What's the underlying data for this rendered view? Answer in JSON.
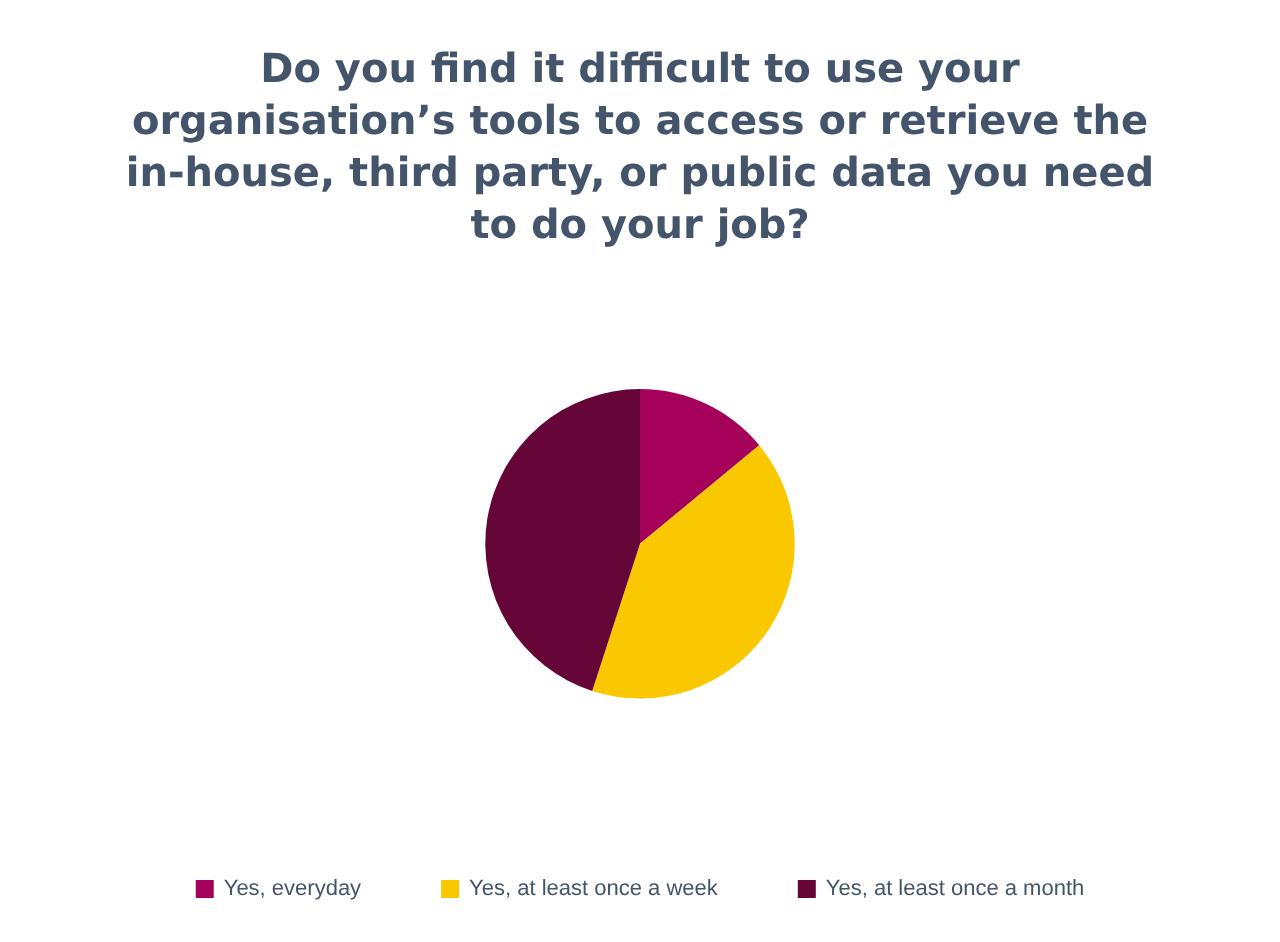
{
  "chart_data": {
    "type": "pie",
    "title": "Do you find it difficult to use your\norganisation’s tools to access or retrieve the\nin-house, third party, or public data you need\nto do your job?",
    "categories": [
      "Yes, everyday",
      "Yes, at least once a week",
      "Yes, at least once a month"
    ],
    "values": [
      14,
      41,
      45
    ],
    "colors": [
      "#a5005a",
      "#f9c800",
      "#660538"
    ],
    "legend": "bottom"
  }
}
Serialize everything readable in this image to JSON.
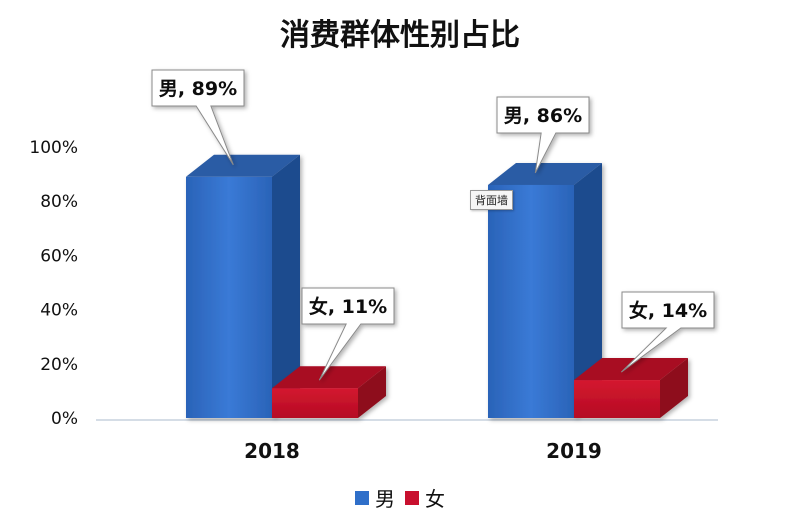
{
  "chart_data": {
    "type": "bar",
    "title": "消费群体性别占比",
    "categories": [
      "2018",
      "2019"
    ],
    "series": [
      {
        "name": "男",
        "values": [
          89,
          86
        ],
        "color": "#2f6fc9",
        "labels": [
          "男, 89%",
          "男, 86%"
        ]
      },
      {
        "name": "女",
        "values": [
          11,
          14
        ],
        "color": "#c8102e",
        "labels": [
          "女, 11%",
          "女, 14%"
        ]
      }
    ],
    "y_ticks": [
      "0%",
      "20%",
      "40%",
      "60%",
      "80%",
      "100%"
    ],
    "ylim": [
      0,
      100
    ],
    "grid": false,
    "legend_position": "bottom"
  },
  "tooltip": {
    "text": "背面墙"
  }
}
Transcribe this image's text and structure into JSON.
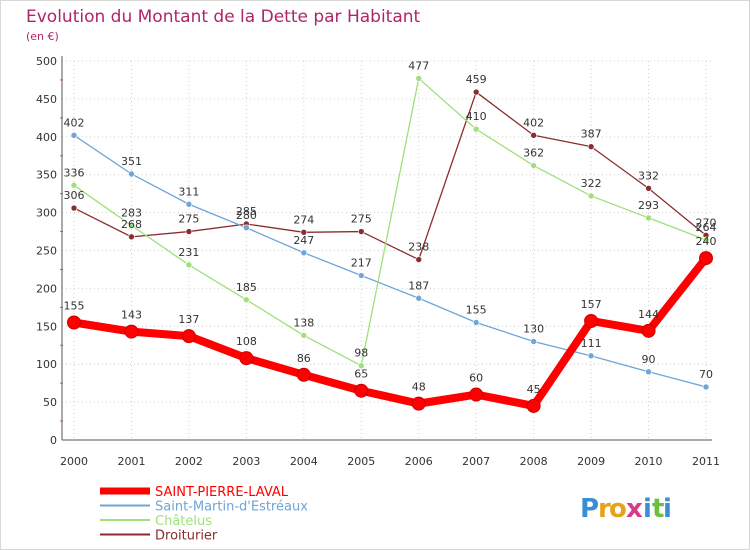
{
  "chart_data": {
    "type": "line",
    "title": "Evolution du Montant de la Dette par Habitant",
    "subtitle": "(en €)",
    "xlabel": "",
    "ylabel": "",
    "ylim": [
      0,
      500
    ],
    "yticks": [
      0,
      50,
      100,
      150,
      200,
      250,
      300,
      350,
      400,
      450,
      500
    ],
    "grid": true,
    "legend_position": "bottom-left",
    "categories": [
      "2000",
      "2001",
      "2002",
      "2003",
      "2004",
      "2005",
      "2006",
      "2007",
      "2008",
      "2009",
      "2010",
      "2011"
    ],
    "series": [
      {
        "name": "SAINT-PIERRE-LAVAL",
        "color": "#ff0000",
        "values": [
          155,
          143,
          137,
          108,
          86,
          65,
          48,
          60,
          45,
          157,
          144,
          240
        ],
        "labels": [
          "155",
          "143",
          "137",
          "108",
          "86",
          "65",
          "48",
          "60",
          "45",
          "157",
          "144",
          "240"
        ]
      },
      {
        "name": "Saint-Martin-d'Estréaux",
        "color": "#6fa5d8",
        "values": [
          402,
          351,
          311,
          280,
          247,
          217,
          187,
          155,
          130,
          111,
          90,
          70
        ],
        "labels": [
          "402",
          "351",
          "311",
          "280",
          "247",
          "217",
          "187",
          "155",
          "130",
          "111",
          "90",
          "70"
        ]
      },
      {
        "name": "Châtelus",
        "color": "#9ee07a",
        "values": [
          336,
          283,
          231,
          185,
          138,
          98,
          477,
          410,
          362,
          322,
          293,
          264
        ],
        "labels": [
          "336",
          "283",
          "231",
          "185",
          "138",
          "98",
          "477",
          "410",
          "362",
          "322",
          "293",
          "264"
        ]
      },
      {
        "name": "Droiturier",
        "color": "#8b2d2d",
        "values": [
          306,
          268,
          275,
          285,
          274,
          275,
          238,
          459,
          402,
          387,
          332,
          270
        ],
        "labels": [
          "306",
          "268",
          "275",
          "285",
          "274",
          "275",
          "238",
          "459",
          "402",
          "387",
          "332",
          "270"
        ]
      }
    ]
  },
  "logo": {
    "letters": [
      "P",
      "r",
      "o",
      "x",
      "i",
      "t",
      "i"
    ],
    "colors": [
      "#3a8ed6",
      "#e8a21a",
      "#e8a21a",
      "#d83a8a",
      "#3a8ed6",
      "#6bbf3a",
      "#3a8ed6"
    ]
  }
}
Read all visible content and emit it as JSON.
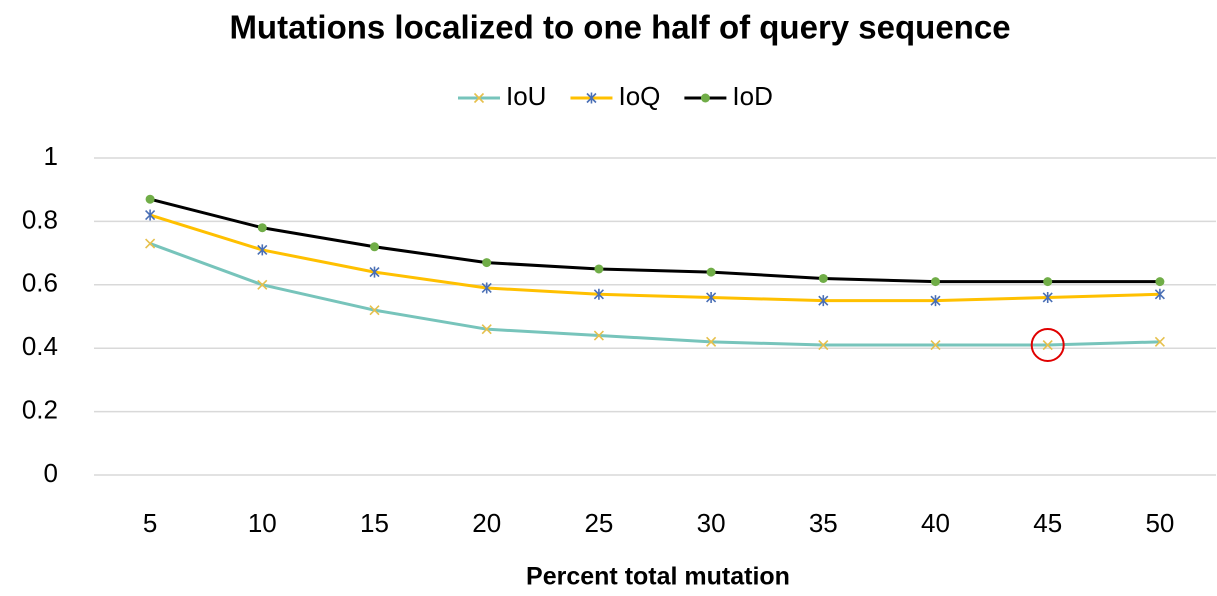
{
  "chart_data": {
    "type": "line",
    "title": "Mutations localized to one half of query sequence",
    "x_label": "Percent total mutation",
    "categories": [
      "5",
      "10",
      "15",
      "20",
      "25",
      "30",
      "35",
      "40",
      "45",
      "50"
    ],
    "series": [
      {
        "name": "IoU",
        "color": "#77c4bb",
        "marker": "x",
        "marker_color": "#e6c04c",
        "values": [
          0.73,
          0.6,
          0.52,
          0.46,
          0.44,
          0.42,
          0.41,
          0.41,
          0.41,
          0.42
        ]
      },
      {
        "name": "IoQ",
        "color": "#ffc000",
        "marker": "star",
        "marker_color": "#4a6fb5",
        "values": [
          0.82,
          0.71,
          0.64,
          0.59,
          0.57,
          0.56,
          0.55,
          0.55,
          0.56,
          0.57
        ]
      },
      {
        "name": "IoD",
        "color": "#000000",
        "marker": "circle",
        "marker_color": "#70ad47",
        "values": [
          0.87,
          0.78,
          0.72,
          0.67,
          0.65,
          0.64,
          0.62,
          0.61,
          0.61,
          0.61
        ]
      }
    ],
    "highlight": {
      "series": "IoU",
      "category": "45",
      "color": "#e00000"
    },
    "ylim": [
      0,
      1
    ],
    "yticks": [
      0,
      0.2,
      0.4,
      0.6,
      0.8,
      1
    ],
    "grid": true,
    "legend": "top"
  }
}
::::::
§ **DIRECTIONS**:
Find each line holding the string "this" and copy it out.

§ **THE COMPLETED TASK**:
What's the underlying data for this rendered view? Answer in JSON.
Serialize everything readable in this image to JSON.
Transcribe this image's text and structure into JSON.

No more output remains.